REQUEST ▸
Rewrite the stretch of data from the line containing "217, 124, 229]" through the line containing "26, 56, 40]", substituting "RoundedBox" for "FancyBboxPatch" and leaving everything else as it is.

RECORDS FOR THIS EXERCISE ▸
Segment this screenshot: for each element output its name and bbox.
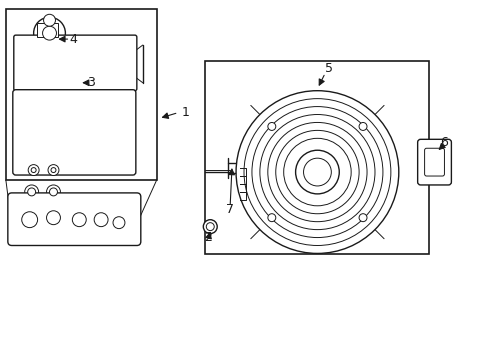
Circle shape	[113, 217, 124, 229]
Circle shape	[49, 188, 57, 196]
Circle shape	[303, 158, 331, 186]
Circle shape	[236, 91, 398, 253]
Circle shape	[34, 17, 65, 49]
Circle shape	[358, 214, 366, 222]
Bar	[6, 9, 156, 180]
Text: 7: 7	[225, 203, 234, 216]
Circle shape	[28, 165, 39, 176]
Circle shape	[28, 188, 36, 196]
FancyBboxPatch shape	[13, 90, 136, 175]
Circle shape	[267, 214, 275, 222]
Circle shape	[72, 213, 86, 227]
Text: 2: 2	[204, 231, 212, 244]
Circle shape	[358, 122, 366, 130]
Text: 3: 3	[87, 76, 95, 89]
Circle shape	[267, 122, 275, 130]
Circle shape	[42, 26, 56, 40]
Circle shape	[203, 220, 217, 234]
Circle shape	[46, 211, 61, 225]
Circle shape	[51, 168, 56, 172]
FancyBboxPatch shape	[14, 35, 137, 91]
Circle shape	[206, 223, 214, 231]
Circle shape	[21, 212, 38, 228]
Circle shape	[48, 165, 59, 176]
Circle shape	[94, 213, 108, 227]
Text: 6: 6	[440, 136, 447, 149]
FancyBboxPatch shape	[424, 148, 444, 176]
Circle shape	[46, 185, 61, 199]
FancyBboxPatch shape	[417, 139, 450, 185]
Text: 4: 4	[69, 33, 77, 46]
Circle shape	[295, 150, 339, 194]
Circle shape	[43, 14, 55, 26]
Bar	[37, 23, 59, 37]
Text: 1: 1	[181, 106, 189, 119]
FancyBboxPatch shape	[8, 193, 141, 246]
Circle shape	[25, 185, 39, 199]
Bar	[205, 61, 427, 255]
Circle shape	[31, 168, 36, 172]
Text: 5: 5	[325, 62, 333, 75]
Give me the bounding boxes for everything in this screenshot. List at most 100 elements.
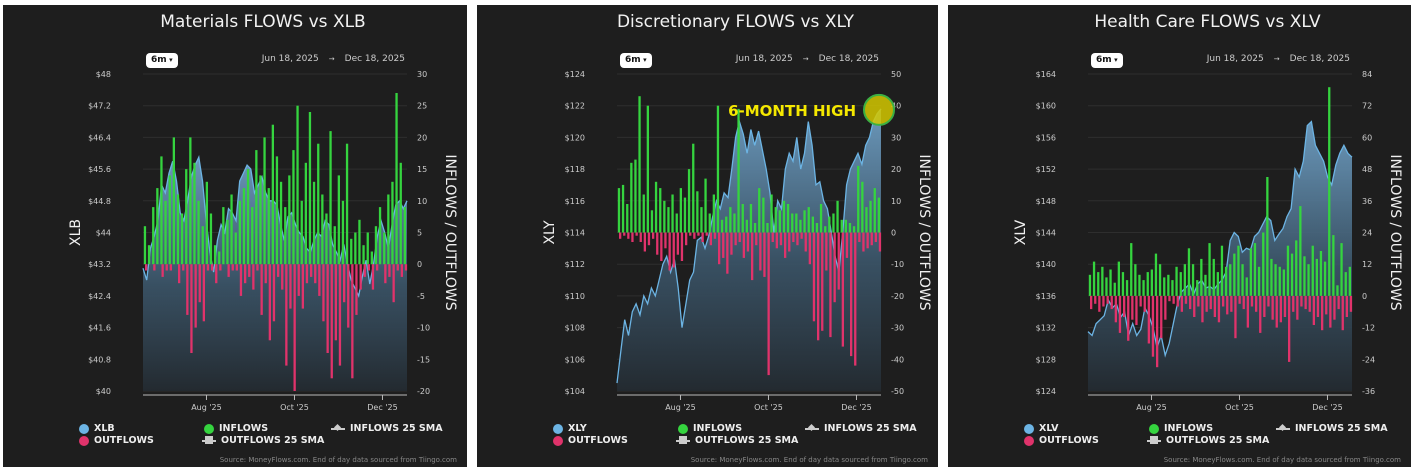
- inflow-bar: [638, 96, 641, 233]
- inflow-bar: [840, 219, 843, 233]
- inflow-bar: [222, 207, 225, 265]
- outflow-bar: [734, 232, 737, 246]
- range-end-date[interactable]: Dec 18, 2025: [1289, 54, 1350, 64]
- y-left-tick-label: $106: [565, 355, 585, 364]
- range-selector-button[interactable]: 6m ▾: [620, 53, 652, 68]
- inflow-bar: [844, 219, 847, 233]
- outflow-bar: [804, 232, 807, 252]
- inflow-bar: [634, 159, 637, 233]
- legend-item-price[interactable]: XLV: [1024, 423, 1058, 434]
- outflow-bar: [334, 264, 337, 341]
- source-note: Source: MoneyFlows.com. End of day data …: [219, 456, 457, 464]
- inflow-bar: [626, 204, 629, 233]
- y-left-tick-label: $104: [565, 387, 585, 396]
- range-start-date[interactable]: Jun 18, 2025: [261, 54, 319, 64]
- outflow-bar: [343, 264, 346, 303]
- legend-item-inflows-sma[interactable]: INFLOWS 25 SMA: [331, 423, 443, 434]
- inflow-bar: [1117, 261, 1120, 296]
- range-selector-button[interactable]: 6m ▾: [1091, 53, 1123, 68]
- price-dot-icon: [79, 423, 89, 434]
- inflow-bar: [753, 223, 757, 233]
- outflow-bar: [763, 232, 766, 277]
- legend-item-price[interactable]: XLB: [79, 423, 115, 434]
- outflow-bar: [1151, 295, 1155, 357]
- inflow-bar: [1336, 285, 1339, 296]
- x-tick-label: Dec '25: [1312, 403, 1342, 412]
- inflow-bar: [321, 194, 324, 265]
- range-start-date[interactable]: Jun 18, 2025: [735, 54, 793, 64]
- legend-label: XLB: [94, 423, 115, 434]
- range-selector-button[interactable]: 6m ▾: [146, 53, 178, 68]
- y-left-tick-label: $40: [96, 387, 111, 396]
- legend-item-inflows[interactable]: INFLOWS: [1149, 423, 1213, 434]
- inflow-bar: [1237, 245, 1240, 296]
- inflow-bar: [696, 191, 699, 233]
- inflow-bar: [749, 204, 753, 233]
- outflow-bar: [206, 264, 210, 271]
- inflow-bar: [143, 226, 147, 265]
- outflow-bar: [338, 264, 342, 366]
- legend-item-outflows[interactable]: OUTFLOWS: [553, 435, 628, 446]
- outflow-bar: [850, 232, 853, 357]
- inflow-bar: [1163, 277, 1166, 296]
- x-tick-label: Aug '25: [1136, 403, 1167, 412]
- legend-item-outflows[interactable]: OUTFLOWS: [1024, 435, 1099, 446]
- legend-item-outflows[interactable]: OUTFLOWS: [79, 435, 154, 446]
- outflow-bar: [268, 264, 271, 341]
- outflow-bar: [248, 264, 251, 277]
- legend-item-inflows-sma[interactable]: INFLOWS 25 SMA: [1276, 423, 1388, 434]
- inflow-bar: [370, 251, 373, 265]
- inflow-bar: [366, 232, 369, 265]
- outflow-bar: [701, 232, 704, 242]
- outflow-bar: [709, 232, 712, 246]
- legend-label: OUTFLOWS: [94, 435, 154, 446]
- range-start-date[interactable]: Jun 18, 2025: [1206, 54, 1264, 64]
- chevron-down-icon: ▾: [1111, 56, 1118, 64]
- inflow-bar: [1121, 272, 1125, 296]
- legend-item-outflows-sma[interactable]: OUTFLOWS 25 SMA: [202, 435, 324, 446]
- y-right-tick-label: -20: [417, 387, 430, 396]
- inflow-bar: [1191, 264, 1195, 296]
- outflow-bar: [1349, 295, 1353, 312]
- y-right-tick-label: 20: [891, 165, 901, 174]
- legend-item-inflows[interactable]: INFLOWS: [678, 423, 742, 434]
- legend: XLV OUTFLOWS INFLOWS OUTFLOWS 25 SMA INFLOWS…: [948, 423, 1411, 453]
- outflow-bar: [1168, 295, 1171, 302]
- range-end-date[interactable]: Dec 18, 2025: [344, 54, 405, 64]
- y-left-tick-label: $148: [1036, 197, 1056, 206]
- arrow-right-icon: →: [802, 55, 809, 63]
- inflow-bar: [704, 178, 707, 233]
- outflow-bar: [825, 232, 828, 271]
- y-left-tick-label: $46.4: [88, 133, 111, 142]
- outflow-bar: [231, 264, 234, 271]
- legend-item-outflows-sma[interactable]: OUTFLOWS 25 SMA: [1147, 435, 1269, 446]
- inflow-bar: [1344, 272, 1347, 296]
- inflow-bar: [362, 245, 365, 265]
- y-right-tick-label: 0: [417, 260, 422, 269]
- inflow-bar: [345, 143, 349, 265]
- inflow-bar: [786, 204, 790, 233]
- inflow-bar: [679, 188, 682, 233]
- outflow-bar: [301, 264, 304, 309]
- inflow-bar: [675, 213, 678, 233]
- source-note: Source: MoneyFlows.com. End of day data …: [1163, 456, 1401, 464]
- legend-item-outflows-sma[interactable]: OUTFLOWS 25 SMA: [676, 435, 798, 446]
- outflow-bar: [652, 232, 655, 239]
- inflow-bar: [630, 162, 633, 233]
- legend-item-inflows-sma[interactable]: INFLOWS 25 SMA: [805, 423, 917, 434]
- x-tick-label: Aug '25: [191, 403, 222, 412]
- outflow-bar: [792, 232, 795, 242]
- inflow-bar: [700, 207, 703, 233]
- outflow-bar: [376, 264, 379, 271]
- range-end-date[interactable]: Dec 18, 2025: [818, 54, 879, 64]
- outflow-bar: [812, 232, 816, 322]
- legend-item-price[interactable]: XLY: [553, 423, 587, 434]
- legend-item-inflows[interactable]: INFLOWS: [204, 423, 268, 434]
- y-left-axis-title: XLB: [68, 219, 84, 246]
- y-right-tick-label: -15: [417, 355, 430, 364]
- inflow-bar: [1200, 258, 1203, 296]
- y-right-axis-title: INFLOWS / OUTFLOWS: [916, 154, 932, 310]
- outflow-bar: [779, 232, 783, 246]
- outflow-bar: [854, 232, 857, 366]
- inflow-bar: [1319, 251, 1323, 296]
* * *
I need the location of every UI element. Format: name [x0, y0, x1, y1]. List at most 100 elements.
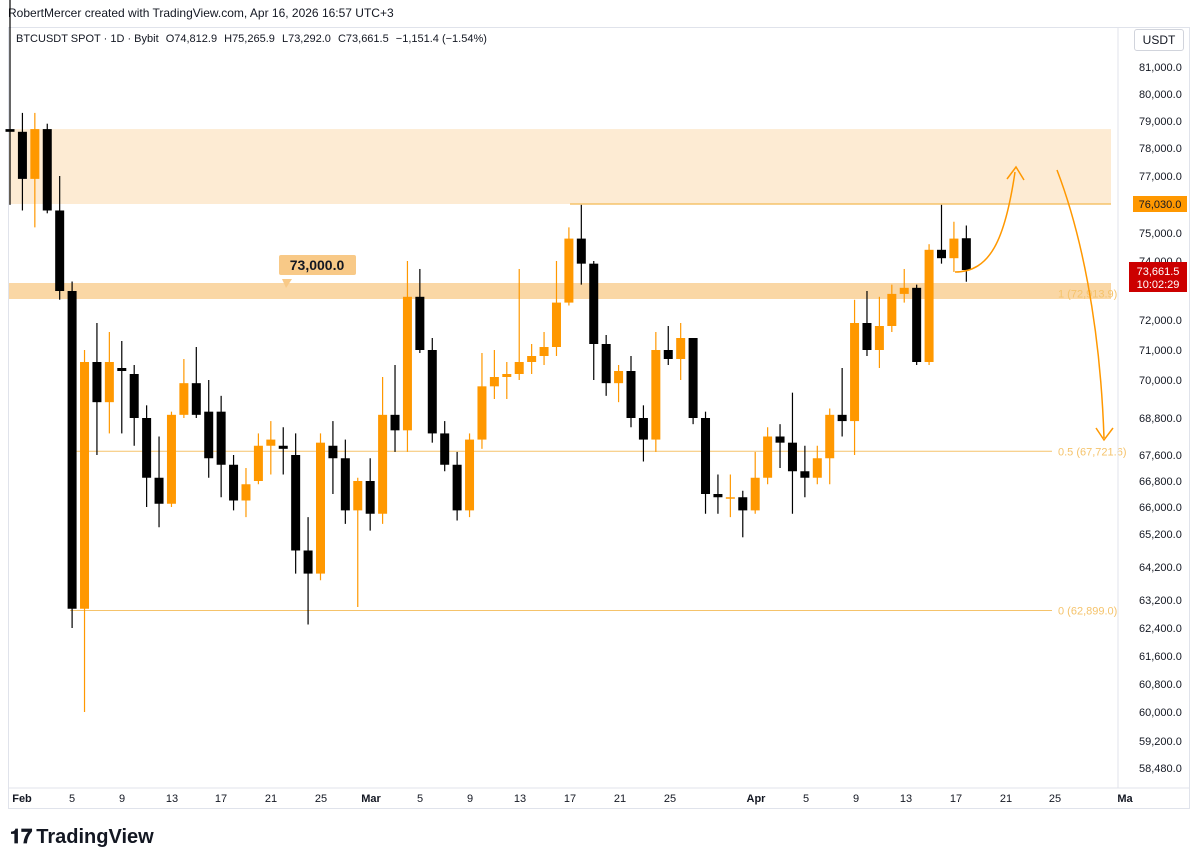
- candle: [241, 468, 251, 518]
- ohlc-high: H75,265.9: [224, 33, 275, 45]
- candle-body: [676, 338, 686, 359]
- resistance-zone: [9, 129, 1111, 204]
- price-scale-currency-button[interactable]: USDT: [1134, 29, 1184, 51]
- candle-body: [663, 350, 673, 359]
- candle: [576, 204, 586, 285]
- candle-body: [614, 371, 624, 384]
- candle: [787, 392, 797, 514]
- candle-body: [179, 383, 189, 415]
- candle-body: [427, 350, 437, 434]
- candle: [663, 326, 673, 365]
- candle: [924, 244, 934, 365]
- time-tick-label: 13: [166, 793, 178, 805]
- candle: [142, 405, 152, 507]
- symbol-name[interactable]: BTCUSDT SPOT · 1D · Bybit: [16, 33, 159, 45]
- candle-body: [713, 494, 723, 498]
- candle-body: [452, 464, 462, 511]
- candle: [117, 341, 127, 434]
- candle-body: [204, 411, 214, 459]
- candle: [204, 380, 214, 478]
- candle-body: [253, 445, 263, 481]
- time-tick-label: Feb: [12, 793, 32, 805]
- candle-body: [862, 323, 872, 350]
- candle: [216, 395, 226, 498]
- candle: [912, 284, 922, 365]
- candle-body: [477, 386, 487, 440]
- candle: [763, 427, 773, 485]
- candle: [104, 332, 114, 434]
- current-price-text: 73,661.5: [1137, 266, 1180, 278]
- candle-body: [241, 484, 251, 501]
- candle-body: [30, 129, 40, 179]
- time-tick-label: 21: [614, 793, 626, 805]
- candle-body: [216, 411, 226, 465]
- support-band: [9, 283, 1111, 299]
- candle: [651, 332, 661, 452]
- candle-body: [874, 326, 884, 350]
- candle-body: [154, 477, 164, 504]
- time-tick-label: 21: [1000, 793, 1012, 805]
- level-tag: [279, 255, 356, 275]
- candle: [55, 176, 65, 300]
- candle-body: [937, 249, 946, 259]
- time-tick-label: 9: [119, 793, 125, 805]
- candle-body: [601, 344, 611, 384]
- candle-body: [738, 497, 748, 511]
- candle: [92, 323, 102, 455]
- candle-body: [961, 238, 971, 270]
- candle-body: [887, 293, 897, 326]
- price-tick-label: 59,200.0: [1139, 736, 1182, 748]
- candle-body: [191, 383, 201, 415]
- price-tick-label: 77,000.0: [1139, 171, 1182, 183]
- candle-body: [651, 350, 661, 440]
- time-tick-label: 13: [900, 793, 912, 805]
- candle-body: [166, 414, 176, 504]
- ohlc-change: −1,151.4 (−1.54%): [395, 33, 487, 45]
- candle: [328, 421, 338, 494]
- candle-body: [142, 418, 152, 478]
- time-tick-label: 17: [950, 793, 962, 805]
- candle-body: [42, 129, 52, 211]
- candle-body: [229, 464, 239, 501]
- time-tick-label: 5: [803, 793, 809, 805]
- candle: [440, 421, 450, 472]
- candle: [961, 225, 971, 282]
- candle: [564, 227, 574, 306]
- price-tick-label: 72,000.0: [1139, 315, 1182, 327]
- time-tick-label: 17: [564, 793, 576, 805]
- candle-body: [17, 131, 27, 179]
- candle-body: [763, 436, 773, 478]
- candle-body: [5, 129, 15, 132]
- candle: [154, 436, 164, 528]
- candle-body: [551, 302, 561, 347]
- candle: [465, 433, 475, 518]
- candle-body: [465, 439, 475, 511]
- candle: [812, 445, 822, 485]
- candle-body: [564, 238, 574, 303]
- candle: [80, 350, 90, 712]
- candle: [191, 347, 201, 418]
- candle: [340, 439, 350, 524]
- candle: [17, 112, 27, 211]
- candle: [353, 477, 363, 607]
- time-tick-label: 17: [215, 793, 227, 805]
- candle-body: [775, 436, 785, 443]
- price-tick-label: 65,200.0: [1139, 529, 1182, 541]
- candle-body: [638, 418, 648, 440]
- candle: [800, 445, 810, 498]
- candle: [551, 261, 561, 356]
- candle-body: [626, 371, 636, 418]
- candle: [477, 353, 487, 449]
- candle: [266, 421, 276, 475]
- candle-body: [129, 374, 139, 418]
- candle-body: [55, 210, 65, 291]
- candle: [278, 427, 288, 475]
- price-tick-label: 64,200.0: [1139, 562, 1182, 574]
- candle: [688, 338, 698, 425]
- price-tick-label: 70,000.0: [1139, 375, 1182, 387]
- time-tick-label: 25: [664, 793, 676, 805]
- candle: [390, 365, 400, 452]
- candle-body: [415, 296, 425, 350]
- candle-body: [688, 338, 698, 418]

RESPONSE FOR THIS EXERCISE ▸
Circle shape	[113, 217, 124, 229]
Circle shape	[49, 188, 57, 196]
Circle shape	[303, 158, 331, 186]
Circle shape	[236, 91, 398, 253]
Circle shape	[34, 17, 65, 49]
Circle shape	[358, 214, 366, 222]
Bar	[6, 9, 156, 180]
Text: 7: 7	[225, 203, 234, 216]
Circle shape	[28, 165, 39, 176]
Circle shape	[28, 188, 36, 196]
RoundedBox shape	[13, 90, 136, 175]
Circle shape	[267, 214, 275, 222]
Circle shape	[72, 213, 86, 227]
Text: 2: 2	[204, 231, 212, 244]
Circle shape	[358, 122, 366, 130]
Text: 3: 3	[87, 76, 95, 89]
Circle shape	[267, 122, 275, 130]
Circle shape	[42, 26, 56, 40]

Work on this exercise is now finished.